* [WHAT THE TASK ASKS]
Using the entries below, output exactly the line containing "Output the text content of this document." and all lines that follow it to the end.

* [DATA FOR PROCESSING]
%%

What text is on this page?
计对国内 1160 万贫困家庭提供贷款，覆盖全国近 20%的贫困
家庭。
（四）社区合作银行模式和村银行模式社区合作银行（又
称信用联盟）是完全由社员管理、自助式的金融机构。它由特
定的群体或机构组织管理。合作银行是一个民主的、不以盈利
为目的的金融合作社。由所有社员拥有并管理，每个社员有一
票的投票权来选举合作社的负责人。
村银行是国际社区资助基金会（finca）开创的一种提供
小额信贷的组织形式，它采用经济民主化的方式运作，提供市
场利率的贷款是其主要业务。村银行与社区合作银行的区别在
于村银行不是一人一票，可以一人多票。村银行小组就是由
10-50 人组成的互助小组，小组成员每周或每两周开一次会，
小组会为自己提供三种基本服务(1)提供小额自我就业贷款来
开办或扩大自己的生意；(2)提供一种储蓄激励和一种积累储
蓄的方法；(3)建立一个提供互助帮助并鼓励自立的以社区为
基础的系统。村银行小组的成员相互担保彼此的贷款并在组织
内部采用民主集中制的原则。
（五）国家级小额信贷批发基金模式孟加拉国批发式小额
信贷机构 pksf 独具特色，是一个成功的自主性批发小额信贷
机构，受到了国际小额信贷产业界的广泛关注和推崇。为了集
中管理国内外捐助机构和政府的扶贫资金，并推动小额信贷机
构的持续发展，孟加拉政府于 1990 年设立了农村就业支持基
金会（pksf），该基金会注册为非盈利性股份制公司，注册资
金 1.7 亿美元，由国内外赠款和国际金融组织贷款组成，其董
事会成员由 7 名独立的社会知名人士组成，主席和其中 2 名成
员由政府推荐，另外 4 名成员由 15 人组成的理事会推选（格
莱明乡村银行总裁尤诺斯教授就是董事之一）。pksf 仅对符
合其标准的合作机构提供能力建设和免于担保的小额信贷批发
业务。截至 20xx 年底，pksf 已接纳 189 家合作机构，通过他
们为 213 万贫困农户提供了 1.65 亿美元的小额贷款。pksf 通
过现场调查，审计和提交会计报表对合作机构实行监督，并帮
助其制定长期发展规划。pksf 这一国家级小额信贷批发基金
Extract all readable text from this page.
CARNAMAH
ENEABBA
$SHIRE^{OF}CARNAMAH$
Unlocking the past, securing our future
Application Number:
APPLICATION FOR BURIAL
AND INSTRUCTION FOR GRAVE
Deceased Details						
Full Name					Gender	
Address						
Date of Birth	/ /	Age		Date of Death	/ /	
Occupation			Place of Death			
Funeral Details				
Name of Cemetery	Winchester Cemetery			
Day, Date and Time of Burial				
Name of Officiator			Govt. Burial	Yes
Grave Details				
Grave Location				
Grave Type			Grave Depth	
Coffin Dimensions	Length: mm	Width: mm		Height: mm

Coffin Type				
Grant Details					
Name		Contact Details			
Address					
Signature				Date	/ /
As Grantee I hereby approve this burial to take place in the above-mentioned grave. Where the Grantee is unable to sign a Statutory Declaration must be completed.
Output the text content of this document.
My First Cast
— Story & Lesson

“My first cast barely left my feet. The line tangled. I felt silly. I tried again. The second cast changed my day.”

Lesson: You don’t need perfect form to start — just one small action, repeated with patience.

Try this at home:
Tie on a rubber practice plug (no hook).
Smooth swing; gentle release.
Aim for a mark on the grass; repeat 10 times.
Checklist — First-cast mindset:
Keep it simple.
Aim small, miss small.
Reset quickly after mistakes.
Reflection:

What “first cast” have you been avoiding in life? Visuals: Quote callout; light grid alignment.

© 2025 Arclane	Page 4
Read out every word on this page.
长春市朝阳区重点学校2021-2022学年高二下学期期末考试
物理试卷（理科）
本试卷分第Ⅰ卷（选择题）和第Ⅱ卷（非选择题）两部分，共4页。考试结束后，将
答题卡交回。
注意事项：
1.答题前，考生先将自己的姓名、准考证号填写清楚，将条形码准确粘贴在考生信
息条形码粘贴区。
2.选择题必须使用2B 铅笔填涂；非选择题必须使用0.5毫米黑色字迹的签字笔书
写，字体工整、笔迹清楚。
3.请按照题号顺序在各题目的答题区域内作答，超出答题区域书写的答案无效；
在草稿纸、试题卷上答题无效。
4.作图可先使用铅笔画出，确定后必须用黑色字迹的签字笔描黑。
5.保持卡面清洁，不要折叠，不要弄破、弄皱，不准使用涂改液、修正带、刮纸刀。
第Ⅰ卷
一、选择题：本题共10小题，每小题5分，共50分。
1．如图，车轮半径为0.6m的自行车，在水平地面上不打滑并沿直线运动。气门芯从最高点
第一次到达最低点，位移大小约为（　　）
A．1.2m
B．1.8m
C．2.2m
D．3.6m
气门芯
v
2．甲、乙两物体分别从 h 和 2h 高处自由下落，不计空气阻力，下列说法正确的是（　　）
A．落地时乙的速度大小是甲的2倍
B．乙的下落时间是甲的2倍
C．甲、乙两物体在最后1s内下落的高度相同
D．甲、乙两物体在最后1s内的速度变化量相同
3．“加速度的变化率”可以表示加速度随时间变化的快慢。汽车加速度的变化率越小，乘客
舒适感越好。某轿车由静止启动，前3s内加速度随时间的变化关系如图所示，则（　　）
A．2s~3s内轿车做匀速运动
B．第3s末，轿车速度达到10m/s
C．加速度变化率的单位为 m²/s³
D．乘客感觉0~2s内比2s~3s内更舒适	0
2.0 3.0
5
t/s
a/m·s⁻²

%%

* [WRITTEN SOLUTION]
Output the text content of this document.
My First Cast
— Story & Lesson

“My first cast barely left my feet. The line tangled. I felt silly. I tried again. The second cast changed my day.”

Lesson: You don’t need perfect form to start — just one small action, repeated with patience.

Try this at home:
Tie on a rubber practice plug (no hook).
Smooth swing; gentle release.
Aim for a mark on the grass; repeat 10 times.
Checklist — First-cast mindset:
Keep it simple.
Aim small, miss small.
Reset quickly after mistakes.
Reflection:

What “first cast” have you been avoiding in life? Visuals: Quote callout; light grid alignment.

© 2025 Arclane	Page 4
Read out every word on this page.
长春市朝阳区重点学校2021-2022学年高二下学期期末考试
物理试卷（理科）
本试卷分第Ⅰ卷（选择题）和第Ⅱ卷（非选择题）两部分，共4页。考试结束后，将
答题卡交回。
注意事项：
1.答题前，考生先将自己的姓名、准考证号填写清楚，将条形码准确粘贴在考生信
息条形码粘贴区。
2.选择题必须使用2B 铅笔填涂；非选择题必须使用0.5毫米黑色字迹的签字笔书
写，字体工整、笔迹清楚。
3.请按照题号顺序在各题目的答题区域内作答，超出答题区域书写的答案无效；
在草稿纸、试题卷上答题无效。
4.作图可先使用铅笔画出，确定后必须用黑色字迹的签字笔描黑。
5.保持卡面清洁，不要折叠，不要弄破、弄皱，不准使用涂改液、修正带、刮纸刀。
第Ⅰ卷
一、选择题：本题共10小题，每小题5分，共50分。
1．如图，车轮半径为0.6m的自行车，在水平地面上不打滑并沿直线运动。气门芯从最高点
第一次到达最低点，位移大小约为（　　）
A．1.2m
B．1.8m
C．2.2m
D．3.6m
气门芯
v
2．甲、乙两物体分别从 h 和 2h 高处自由下落，不计空气阻力，下列说法正确的是（　　）
A．落地时乙的速度大小是甲的2倍
B．乙的下落时间是甲的2倍
C．甲、乙两物体在最后1s内下落的高度相同
D．甲、乙两物体在最后1s内的速度变化量相同
3．“加速度的变化率”可以表示加速度随时间变化的快慢。汽车加速度的变化率越小，乘客
舒适感越好。某轿车由静止启动，前3s内加速度随时间的变化关系如图所示，则（　　）
A．2s~3s内轿车做匀速运动
B．第3s末，轿车速度达到10m/s
C．加速度变化率的单位为 m²/s³
D．乘客感觉0~2s内比2s~3s内更舒适	0
2.0 3.0
5
t/s
a/m·s⁻²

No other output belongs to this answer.